◆ **Challenge**:
Reproduce each line that includes the word "Cochrane".

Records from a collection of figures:

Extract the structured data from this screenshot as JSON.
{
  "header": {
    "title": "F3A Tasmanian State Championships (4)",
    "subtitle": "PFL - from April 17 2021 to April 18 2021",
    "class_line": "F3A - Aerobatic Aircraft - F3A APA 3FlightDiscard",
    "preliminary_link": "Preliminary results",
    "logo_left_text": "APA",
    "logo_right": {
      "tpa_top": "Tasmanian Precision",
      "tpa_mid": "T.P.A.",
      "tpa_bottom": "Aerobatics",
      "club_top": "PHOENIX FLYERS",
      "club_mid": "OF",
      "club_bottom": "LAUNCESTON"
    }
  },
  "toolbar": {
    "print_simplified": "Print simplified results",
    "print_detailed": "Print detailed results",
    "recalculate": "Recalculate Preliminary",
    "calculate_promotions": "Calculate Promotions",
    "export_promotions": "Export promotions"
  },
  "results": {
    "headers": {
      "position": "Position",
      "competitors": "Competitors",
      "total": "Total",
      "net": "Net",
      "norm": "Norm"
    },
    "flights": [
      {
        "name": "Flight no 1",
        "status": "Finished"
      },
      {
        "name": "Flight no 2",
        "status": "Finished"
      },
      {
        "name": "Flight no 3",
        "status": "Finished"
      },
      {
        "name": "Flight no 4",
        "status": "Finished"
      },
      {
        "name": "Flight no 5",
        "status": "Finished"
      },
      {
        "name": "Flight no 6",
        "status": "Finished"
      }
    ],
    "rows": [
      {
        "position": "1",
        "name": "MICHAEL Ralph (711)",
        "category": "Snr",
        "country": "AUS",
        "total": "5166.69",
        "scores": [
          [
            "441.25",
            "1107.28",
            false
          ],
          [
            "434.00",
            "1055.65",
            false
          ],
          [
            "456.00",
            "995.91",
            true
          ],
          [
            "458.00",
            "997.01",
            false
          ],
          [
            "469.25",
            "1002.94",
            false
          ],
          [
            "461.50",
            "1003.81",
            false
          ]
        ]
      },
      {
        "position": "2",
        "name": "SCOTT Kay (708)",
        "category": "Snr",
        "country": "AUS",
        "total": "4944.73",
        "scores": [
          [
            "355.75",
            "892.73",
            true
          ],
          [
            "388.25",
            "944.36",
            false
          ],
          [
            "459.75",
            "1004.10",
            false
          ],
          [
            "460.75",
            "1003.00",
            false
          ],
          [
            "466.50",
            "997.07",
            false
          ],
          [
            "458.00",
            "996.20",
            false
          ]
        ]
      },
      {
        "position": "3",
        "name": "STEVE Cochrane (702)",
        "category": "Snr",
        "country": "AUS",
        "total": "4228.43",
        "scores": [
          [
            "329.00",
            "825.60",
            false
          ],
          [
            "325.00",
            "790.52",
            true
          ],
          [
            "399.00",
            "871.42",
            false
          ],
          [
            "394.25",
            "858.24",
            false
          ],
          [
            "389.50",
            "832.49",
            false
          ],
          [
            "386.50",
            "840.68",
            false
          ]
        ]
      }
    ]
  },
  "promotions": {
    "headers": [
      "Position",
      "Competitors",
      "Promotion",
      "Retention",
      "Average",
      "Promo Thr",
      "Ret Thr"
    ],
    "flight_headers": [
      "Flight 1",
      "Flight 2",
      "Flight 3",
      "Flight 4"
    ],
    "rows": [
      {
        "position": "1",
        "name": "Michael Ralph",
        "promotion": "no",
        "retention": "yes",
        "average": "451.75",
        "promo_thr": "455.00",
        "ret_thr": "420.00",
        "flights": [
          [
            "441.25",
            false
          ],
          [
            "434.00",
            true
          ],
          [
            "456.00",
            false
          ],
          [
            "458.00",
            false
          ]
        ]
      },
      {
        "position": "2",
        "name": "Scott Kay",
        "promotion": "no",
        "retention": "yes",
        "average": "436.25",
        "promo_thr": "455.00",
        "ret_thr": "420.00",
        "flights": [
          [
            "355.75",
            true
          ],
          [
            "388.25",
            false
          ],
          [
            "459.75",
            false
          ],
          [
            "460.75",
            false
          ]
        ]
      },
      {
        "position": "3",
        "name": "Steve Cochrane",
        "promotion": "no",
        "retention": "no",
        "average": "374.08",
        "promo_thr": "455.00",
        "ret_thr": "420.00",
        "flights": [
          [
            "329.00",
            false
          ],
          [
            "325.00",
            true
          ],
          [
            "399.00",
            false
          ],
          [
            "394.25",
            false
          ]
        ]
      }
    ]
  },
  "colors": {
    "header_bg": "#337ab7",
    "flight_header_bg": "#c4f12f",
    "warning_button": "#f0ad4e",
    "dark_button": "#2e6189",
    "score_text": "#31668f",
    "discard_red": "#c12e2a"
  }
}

◆ **Reply to the task**:
        "name": "STEVE Cochrane (702)",
        "name": "Steve Cochrane",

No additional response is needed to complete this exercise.